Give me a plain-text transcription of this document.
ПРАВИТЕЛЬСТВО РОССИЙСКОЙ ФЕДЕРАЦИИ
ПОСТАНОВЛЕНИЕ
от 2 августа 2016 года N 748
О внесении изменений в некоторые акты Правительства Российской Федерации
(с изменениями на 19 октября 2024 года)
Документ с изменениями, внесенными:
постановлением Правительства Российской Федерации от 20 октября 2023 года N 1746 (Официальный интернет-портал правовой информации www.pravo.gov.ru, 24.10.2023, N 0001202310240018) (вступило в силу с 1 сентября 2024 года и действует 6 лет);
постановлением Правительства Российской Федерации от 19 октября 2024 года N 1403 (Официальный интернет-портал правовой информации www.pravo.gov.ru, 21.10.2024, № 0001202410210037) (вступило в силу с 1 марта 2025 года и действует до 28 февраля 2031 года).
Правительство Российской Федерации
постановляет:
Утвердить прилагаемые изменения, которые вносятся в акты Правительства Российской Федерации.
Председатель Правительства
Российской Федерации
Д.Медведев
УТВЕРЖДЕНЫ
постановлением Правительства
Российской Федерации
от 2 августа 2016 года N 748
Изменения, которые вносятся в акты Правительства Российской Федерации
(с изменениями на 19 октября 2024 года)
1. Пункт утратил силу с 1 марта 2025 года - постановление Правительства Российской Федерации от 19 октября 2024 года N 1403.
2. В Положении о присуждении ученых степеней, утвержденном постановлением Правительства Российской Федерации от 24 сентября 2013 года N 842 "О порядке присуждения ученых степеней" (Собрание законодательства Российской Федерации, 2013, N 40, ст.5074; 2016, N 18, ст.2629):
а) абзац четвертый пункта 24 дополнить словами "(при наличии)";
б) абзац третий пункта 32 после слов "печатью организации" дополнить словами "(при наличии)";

# # # # # # #

#### [WHAT YOU WILL DO]
Every line of the material must be returned exactly as it appears.

#### [SOLVED EXERCISE]
Give me a plain-text transcription of this document.
ПРАВИТЕЛЬСТВО РОССИЙСКОЙ ФЕДЕРАЦИИ
ПОСТАНОВЛЕНИЕ
от 2 августа 2016 года N 748
О внесении изменений в некоторые акты Правительства Российской Федерации
(с изменениями на 19 октября 2024 года)
Документ с изменениями, внесенными:
постановлением Правительства Российской Федерации от 20 октября 2023 года N 1746 (Официальный интернет-портал правовой информации www.pravo.gov.ru, 24.10.2023, N 0001202310240018) (вступило в силу с 1 сентября 2024 года и действует 6 лет);
постановлением Правительства Российской Федерации от 19 октября 2024 года N 1403 (Официальный интернет-портал правовой информации www.pravo.gov.ru, 21.10.2024, № 0001202410210037) (вступило в силу с 1 марта 2025 года и действует до 28 февраля 2031 года).
Правительство Российской Федерации
постановляет:
Утвердить прилагаемые изменения, которые вносятся в акты Правительства Российской Федерации.
Председатель Правительства
Российской Федерации
Д.Медведев
УТВЕРЖДЕНЫ
постановлением Правительства
Российской Федерации
от 2 августа 2016 года N 748
Изменения, которые вносятся в акты Правительства Российской Федерации
(с изменениями на 19 октября 2024 года)
1. Пункт утратил силу с 1 марта 2025 года - постановление Правительства Российской Федерации от 19 октября 2024 года N 1403.
2. В Положении о присуждении ученых степеней, утвержденном постановлением Правительства Российской Федерации от 24 сентября 2013 года N 842 "О порядке присуждения ученых степеней" (Собрание законодательства Российской Федерации, 2013, N 40, ст.5074; 2016, N 18, ст.2629):
а) абзац четвертый пункта 24 дополнить словами "(при наличии)";
б) абзац третий пункта 32 после слов "печатью организации" дополнить словами "(при наличии)";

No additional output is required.